───── Dataset extract

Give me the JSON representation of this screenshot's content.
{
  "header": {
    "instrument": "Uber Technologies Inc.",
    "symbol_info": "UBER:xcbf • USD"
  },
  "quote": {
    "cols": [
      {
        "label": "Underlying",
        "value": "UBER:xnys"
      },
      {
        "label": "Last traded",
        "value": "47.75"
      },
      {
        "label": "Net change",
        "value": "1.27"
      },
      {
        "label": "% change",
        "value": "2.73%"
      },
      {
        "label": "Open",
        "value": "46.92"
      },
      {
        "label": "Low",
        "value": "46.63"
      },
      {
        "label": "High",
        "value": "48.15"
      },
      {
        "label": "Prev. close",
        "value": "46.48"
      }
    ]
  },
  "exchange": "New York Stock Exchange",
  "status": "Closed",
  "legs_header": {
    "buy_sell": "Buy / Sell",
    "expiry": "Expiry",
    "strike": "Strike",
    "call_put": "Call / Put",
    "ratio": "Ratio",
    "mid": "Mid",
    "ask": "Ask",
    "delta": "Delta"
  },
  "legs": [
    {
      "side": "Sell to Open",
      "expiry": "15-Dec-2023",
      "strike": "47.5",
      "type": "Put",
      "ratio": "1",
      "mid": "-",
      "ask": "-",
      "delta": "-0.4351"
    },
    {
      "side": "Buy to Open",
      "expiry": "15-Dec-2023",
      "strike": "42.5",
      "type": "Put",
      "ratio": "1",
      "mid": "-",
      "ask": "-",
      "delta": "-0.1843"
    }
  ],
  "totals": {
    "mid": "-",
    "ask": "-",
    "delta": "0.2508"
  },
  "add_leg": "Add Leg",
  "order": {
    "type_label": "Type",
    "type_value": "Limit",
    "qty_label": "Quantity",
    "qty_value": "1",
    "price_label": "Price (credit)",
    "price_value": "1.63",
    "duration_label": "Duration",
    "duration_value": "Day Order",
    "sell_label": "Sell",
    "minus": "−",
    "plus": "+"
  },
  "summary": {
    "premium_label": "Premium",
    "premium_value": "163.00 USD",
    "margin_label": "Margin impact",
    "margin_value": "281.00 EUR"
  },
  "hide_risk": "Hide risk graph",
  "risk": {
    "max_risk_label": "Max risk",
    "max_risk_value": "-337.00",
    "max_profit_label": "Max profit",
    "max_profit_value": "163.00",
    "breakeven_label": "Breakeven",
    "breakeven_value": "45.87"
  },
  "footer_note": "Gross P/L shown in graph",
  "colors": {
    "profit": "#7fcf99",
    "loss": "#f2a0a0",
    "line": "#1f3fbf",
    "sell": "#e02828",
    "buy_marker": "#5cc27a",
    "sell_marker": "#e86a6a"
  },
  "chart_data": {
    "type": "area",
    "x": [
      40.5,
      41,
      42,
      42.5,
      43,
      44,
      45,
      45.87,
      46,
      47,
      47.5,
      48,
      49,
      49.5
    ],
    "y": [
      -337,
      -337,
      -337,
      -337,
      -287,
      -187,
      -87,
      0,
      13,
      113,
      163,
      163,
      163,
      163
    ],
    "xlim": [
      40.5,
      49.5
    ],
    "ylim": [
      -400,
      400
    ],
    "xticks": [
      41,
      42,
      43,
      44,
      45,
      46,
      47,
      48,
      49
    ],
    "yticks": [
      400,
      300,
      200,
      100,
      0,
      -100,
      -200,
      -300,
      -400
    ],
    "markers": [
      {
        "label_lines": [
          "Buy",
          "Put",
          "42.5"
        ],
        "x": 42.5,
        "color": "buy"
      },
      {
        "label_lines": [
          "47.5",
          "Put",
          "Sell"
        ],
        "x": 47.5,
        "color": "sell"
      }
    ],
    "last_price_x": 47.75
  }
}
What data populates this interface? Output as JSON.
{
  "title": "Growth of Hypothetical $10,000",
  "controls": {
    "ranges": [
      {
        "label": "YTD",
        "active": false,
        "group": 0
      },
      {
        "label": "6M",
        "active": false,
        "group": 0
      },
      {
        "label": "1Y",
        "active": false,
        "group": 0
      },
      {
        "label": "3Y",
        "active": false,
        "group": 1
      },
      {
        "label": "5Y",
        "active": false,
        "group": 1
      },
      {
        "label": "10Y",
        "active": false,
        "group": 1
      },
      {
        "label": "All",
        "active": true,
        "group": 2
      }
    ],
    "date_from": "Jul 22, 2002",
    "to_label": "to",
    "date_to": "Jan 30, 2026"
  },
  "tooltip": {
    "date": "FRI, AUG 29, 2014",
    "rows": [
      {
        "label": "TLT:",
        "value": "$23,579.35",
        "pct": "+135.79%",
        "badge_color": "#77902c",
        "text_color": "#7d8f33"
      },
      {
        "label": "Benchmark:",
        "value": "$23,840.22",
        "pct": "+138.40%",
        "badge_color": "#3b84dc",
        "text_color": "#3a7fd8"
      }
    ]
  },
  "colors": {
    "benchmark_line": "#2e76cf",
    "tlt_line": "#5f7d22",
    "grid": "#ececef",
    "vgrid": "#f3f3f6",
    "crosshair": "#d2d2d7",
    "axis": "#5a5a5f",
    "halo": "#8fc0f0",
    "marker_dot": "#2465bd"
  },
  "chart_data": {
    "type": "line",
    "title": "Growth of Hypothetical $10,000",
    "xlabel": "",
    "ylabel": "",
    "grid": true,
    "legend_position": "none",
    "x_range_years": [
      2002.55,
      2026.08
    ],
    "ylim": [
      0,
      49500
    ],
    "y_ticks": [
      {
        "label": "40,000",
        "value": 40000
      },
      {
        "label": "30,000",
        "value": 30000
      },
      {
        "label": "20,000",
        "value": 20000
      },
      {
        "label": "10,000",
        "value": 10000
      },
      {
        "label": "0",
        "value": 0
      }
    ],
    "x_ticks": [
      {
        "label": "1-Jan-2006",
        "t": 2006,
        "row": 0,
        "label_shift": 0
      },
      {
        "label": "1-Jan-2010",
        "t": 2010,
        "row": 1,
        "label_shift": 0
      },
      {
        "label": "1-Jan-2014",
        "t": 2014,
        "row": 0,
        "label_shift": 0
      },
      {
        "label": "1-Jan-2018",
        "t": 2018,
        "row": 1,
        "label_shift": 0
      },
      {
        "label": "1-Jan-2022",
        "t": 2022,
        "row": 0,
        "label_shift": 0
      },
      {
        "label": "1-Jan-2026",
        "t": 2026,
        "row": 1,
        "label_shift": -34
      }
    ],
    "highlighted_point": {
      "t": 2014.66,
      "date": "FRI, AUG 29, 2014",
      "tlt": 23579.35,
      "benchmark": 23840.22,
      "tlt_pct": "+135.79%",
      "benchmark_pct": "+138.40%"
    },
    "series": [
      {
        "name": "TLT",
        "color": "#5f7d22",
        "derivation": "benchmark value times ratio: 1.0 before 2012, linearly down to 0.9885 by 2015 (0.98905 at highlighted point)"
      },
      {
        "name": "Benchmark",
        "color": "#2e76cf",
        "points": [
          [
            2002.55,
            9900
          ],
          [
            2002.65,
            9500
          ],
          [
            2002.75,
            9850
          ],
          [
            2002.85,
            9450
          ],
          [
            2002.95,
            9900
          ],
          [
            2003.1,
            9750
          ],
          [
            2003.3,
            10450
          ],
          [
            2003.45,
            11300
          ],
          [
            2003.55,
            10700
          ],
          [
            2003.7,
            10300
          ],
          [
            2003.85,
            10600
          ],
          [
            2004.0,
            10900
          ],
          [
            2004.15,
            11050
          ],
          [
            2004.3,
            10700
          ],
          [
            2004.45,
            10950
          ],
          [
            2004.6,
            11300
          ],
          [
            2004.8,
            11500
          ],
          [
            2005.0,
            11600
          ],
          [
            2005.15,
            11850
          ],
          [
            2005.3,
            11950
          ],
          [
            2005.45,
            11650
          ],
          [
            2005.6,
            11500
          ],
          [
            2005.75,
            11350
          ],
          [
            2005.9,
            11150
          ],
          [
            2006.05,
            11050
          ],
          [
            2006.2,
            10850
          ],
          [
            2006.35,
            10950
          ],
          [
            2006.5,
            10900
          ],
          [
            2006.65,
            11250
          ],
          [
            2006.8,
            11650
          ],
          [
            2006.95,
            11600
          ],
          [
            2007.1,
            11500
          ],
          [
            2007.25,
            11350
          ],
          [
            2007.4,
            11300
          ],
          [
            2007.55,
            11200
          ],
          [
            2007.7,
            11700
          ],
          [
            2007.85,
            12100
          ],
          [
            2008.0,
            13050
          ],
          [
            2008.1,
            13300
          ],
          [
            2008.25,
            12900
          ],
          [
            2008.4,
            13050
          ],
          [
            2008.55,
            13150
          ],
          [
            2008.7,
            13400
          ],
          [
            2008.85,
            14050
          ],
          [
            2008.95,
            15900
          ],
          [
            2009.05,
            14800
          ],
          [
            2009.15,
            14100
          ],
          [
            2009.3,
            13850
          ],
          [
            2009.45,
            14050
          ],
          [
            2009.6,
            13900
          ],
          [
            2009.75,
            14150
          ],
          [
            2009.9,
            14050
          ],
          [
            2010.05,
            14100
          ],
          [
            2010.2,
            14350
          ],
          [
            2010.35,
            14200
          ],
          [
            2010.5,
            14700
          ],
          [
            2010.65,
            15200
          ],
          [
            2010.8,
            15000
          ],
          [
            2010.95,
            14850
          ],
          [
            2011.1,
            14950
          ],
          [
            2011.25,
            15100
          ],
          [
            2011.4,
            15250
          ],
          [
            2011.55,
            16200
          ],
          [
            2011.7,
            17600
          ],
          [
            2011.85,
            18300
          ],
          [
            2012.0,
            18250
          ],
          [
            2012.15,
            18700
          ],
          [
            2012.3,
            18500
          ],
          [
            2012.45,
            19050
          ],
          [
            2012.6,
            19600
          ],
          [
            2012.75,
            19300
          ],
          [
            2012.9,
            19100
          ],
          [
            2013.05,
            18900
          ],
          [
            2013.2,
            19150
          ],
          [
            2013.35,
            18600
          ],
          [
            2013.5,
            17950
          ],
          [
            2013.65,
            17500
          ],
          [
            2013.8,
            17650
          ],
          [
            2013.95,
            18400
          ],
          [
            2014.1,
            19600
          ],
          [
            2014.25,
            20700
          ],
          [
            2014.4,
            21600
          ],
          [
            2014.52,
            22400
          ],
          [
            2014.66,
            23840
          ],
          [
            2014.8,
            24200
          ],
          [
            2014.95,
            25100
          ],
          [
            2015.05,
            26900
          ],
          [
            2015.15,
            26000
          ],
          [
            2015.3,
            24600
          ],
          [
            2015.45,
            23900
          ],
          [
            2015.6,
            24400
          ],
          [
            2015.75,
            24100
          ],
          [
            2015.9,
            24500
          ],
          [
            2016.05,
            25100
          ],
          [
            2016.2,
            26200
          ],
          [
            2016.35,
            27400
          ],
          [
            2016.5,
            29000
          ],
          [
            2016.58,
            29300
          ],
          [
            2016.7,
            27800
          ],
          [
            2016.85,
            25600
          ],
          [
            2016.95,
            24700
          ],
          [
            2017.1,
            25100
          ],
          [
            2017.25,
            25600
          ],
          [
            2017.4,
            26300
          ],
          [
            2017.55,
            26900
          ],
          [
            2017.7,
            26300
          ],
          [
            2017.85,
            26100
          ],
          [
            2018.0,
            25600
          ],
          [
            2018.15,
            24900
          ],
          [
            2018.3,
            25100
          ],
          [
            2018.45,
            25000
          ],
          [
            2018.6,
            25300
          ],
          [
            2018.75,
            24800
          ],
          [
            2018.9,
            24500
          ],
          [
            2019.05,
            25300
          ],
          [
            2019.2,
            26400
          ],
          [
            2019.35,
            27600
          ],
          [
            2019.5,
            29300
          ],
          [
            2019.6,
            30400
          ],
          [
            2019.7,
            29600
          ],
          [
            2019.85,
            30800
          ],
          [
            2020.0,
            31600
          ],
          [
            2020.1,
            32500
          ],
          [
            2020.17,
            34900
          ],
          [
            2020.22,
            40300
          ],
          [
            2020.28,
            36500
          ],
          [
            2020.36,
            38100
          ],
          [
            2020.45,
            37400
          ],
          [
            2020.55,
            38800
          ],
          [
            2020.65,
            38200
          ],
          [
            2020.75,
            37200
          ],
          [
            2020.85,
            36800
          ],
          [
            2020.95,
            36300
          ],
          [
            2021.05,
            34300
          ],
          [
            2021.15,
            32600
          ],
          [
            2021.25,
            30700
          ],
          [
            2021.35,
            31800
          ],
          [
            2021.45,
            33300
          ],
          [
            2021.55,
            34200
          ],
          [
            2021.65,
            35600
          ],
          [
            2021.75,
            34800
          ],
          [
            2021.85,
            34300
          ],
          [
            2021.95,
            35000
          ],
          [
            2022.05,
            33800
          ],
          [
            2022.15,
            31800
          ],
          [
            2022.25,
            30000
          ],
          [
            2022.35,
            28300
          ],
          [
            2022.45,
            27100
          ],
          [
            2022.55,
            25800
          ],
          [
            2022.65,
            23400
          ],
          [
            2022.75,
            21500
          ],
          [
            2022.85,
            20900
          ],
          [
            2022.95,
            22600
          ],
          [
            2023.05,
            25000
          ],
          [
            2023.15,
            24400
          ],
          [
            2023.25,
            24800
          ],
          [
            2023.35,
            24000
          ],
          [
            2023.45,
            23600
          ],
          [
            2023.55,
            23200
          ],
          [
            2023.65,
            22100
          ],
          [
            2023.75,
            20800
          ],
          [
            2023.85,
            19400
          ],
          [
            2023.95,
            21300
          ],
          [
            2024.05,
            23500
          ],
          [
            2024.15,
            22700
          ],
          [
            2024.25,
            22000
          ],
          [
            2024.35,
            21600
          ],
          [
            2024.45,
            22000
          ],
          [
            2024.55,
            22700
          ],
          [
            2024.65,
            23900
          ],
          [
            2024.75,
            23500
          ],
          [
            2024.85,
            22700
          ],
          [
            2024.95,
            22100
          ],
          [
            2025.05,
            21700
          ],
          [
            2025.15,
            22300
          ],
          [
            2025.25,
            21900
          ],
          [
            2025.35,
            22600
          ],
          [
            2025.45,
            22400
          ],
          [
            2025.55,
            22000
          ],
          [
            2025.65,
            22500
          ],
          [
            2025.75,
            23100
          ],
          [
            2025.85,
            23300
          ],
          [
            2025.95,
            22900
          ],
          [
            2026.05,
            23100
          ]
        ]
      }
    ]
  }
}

──────────

• What you have to do
Scan the material above. Extract every line in which the word "Hypothetical" occurs.

• Answer to the problem
  "title": "Growth of Hypothetical $10,000",
    "title": "Growth of Hypothetical $10,000",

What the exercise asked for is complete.